> _Job_
Every entry needs to be reproduced exactly.

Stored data
════════
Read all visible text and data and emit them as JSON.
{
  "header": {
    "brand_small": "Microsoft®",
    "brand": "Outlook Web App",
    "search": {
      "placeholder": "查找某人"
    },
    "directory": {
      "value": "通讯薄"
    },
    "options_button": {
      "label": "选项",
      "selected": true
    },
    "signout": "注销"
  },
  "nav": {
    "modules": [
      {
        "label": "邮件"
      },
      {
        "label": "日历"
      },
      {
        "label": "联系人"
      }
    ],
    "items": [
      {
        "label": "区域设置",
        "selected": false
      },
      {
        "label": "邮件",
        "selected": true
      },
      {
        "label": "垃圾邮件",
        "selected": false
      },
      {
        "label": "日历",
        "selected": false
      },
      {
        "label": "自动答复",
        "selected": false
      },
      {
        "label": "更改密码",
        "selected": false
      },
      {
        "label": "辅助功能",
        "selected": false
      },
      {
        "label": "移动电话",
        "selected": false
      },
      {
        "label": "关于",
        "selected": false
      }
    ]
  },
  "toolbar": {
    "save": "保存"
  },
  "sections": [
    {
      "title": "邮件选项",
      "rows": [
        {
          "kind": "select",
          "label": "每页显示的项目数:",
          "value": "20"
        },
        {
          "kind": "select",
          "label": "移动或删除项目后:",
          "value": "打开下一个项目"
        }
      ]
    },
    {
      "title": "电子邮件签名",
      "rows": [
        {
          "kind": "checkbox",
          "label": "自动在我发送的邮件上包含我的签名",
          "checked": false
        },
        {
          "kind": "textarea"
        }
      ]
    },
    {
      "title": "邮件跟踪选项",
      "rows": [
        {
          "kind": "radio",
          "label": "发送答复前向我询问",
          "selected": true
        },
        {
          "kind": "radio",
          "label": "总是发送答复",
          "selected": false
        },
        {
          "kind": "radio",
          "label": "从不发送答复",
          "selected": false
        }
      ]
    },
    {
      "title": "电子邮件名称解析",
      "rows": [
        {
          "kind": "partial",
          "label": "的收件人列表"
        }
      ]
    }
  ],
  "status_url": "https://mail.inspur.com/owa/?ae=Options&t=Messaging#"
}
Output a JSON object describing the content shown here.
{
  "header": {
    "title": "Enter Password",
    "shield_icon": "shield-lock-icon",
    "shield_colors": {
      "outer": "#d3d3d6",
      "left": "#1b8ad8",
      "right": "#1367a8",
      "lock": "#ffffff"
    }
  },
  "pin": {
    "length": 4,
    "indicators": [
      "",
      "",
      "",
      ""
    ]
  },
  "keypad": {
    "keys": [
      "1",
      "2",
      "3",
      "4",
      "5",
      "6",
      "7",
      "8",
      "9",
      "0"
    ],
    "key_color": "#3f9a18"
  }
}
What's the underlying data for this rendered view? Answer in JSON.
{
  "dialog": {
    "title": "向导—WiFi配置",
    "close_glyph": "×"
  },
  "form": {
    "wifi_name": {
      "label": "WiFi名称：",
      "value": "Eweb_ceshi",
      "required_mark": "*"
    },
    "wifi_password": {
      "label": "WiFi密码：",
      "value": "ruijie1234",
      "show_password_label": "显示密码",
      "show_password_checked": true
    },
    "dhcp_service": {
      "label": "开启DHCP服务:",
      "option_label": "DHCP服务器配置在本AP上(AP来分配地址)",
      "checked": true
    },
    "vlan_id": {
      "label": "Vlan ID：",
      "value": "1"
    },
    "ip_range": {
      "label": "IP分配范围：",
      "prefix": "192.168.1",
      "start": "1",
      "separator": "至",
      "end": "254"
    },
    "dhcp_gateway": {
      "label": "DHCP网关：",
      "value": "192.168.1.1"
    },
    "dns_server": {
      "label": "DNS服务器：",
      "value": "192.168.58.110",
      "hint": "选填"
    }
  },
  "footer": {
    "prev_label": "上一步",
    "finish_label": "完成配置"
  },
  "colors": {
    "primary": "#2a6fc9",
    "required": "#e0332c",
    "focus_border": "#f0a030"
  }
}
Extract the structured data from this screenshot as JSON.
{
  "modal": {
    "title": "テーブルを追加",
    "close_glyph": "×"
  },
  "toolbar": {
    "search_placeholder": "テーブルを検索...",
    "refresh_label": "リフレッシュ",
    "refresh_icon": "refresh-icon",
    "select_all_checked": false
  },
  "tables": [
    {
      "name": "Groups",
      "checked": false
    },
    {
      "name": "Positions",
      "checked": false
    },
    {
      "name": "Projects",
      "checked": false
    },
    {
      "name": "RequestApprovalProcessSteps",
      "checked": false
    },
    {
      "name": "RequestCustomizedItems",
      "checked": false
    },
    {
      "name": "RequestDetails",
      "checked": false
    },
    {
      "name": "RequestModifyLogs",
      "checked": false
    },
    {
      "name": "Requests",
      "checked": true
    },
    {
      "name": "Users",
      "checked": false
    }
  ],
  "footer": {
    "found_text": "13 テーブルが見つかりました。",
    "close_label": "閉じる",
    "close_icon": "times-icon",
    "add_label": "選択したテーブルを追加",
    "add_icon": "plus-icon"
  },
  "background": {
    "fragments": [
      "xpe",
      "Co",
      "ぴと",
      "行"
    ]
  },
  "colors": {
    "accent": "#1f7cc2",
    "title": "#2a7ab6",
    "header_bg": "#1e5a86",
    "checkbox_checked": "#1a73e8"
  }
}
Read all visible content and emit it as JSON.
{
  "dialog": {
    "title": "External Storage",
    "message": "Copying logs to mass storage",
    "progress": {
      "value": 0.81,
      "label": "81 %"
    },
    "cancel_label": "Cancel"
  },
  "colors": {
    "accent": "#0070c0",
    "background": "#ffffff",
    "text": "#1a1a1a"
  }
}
════════
> _Answer to the task_
Read all visible text and data and emit them as JSON.
{
  "header": {
    "brand_small": "Microsoft®",
    "brand": "Outlook Web App",
    "search": {
      "placeholder": "查找某人"
    },
    "directory": {
      "value": "通讯薄"
    },
    "options_button": {
      "label": "选项",
      "selected": true
    },
    "signout": "注销"
  },
  "nav": {
    "modules": [
      {
        "label": "邮件"
      },
      {
        "label": "日历"
      },
      {
        "label": "联系人"
      }
    ],
    "items": [
      {
        "label": "区域设置",
        "selected": false
      },
      {
        "label": "邮件",
        "selected": true
      },
      {
        "label": "垃圾邮件",
        "selected": false
      },
      {
        "label": "日历",
        "selected": false
      },
      {
        "label": "自动答复",
        "selected": false
      },
      {
        "label": "更改密码",
        "selected": false
      },
      {
        "label": "辅助功能",
        "selected": false
      },
      {
        "label": "移动电话",
        "selected": false
      },
      {
        "label": "关于",
        "selected": false
      }
    ]
  },
  "toolbar": {
    "save": "保存"
  },
  "sections": [
    {
      "title": "邮件选项",
      "rows": [
        {
          "kind": "select",
          "label": "每页显示的项目数:",
          "value": "20"
        },
        {
          "kind": "select",
          "label": "移动或删除项目后:",
          "value": "打开下一个项目"
        }
      ]
    },
    {
      "title": "电子邮件签名",
      "rows": [
        {
          "kind": "checkbox",
          "label": "自动在我发送的邮件上包含我的签名",
          "checked": false
        },
        {
          "kind": "textarea"
        }
      ]
    },
    {
      "title": "邮件跟踪选项",
      "rows": [
        {
          "kind": "radio",
          "label": "发送答复前向我询问",
          "selected": true
        },
        {
          "kind": "radio",
          "label": "总是发送答复",
          "selected": false
        },
        {
          "kind": "radio",
          "label": "从不发送答复",
          "selected": false
        }
      ]
    },
    {
      "title": "电子邮件名称解析",
      "rows": [
        {
          "kind": "partial",
          "label": "的收件人列表"
        }
      ]
    }
  ],
  "status_url": "https://mail.inspur.com/owa/?ae=Options&t=Messaging#"
}
Output a JSON object describing the content shown here.
{
  "header": {
    "title": "Enter Password",
    "shield_icon": "shield-lock-icon",
    "shield_colors": {
      "outer": "#d3d3d6",
      "left": "#1b8ad8",
      "right": "#1367a8",
      "lock": "#ffffff"
    }
  },
  "pin": {
    "length": 4,
    "indicators": [
      "",
      "",
      "",
      ""
    ]
  },
  "keypad": {
    "keys": [
      "1",
      "2",
      "3",
      "4",
      "5",
      "6",
      "7",
      "8",
      "9",
      "0"
    ],
    "key_color": "#3f9a18"
  }
}
What's the underlying data for this rendered view? Answer in JSON.
{
  "dialog": {
    "title": "向导—WiFi配置",
    "close_glyph": "×"
  },
  "form": {
    "wifi_name": {
      "label": "WiFi名称：",
      "value": "Eweb_ceshi",
      "required_mark": "*"
    },
    "wifi_password": {
      "label": "WiFi密码：",
      "value": "ruijie1234",
      "show_password_label": "显示密码",
      "show_password_checked": true
    },
    "dhcp_service": {
      "label": "开启DHCP服务:",
      "option_label": "DHCP服务器配置在本AP上(AP来分配地址)",
      "checked": true
    },
    "vlan_id": {
      "label": "Vlan ID：",
      "value": "1"
    },
    "ip_range": {
      "label": "IP分配范围：",
      "prefix": "192.168.1",
      "start": "1",
      "separator": "至",
      "end": "254"
    },
    "dhcp_gateway": {
      "label": "DHCP网关：",
      "value": "192.168.1.1"
    },
    "dns_server": {
      "label": "DNS服务器：",
      "value": "192.168.58.110",
      "hint": "选填"
    }
  },
  "footer": {
    "prev_label": "上一步",
    "finish_label": "完成配置"
  },
  "colors": {
    "primary": "#2a6fc9",
    "required": "#e0332c",
    "focus_border": "#f0a030"
  }
}
Extract the structured data from this screenshot as JSON.
{
  "modal": {
    "title": "テーブルを追加",
    "close_glyph": "×"
  },
  "toolbar": {
    "search_placeholder": "テーブルを検索...",
    "refresh_label": "リフレッシュ",
    "refresh_icon": "refresh-icon",
    "select_all_checked": false
  },
  "tables": [
    {
      "name": "Groups",
      "checked": false
    },
    {
      "name": "Positions",
      "checked": false
    },
    {
      "name": "Projects",
      "checked": false
    },
    {
      "name": "RequestApprovalProcessSteps",
      "checked": false
    },
    {
      "name": "RequestCustomizedItems",
      "checked": false
    },
    {
      "name": "RequestDetails",
      "checked": false
    },
    {
      "name": "RequestModifyLogs",
      "checked": false
    },
    {
      "name": "Requests",
      "checked": true
    },
    {
      "name": "Users",
      "checked": false
    }
  ],
  "footer": {
    "found_text": "13 テーブルが見つかりました。",
    "close_label": "閉じる",
    "close_icon": "times-icon",
    "add_label": "選択したテーブルを追加",
    "add_icon": "plus-icon"
  },
  "background": {
    "fragments": [
      "xpe",
      "Co",
      "ぴと",
      "行"
    ]
  },
  "colors": {
    "accent": "#1f7cc2",
    "title": "#2a7ab6",
    "header_bg": "#1e5a86",
    "checkbox_checked": "#1a73e8"
  }
}
Read all visible content and emit it as JSON.
{
  "dialog": {
    "title": "External Storage",
    "message": "Copying logs to mass storage",
    "progress": {
      "value": 0.81,
      "label": "81 %"
    },
    "cancel_label": "Cancel"
  },
  "colors": {
    "accent": "#0070c0",
    "background": "#ffffff",
    "text": "#1a1a1a"
  }
}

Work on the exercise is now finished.